練習題目
回傳下方 LSTM 單步前向傳播原文中，從「所需完成的步驟記錄在LSTM_Captioning.ipynb檔案中。」起至「of an LSTM.」止（含）的部分，一字不改。
==== 參考原文
所需完成的步驟記錄在LSTM_Captioning.ipynb檔案中。

1. LSTM的單步前向傳播

rnn_layers.py檔案中的lstm_step_forward()函式:

def lstm_step_forward(x, prev_h, prev_c, Wx, Wh, b):

    next_h, next_c, cache = None, None, None
    # TODO: Implement the forward pass for a single timestep of an LSTM.
    H = b.shape[0]
    ifog = x.dot(Wx) + prev_h.dot(Wh) + b
    ifog = getIFOG(ifog, "T")
    next_c = getIFOG(ifog, 'f')*prev_c + getIFOG(ifog,'i')*getIFOG(ifog,"g")
    next_h = getIFOG(ifog, 'o')*tanh(next_c)
    cache = (x, prev_h, prev_c, Wx, Wh, next_c, ifog)

    return next_h, next_c, cache

其中getIFOG()函式為變換並拆分四門輸出的輔助函式:

def getIFOG(ifog, which):
    H = ifog.shape[1]//4
    indx = {char:i*H for i, char in enumerate("ifog")}
    if which == "t" or which == "T":
        for char in indx:
            if char == "g":
                ifog[:, indx[char]:indx[char]+H] = tanh(ifog[:, indx[char]:indx[char]+H])
            else:
                ifog[:, indx[char]:indx[char]+H] = sigmoid(ifog[:, indx[char]:indx[char]+H])
========
==== 記錄資料
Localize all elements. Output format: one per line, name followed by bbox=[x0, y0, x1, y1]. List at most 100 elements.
========
==== 記錄資料
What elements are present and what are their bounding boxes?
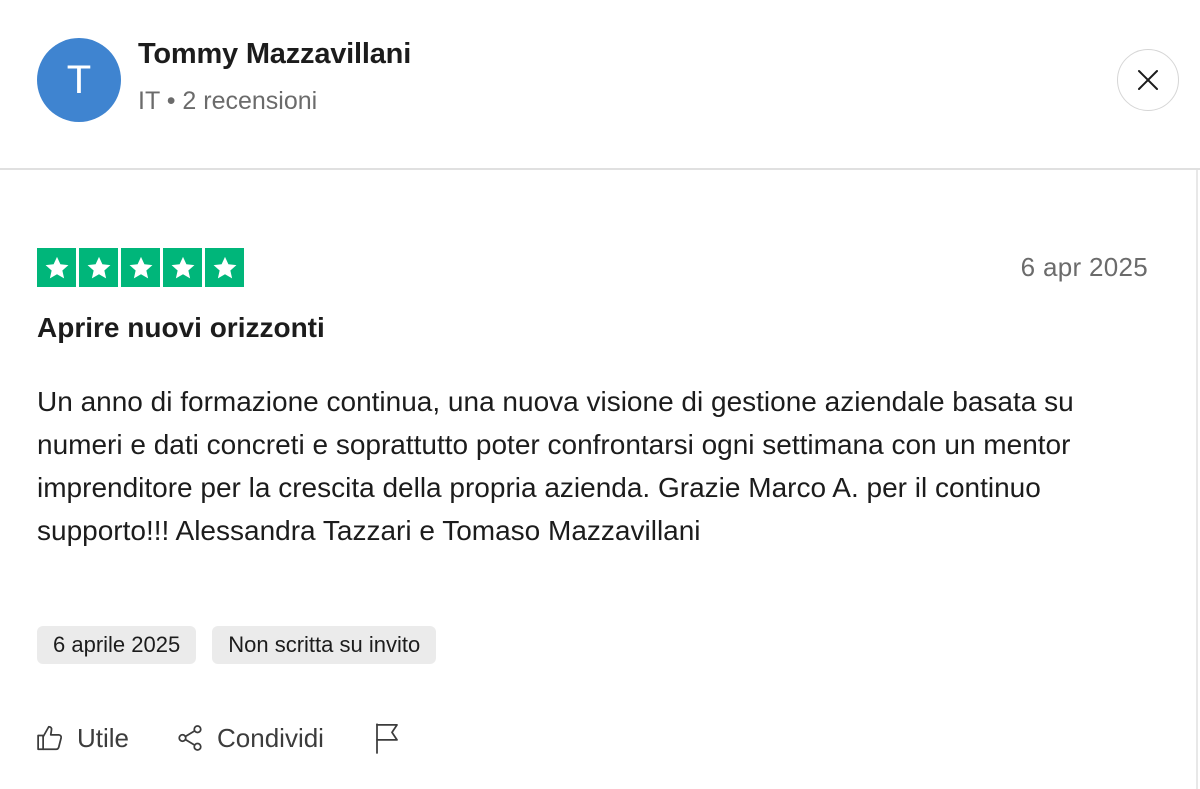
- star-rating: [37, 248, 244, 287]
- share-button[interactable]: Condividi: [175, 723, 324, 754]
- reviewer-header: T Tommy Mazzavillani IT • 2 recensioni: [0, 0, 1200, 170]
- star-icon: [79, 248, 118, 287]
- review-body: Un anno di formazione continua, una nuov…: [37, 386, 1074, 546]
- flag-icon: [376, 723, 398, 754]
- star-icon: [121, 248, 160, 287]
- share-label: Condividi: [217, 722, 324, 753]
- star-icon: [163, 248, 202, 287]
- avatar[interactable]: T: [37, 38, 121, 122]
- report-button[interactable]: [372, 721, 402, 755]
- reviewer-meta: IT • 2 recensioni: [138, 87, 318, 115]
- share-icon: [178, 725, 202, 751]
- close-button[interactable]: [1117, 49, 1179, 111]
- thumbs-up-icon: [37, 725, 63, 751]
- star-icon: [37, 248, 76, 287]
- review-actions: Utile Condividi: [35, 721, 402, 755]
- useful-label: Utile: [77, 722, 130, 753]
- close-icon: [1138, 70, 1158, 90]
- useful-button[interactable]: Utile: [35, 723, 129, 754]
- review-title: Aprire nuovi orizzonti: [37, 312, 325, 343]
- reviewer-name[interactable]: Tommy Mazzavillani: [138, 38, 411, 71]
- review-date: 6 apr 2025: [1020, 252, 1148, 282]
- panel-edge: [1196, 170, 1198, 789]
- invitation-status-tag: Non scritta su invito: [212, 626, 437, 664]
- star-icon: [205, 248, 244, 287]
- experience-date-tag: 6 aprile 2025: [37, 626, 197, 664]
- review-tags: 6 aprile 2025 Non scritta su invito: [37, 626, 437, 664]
========
題目解答
所需完成的步驟記錄在LSTM_Captioning.ipynb檔案中。

1. LSTM的單步前向傳播

rnn_layers.py檔案中的lstm_step_forward()函式:

def lstm_step_forward(x, prev_h, prev_c, Wx, Wh, b):

    next_h, next_c, cache = None, None, None
    # TODO: Implement the forward pass for a single timestep of an LSTM.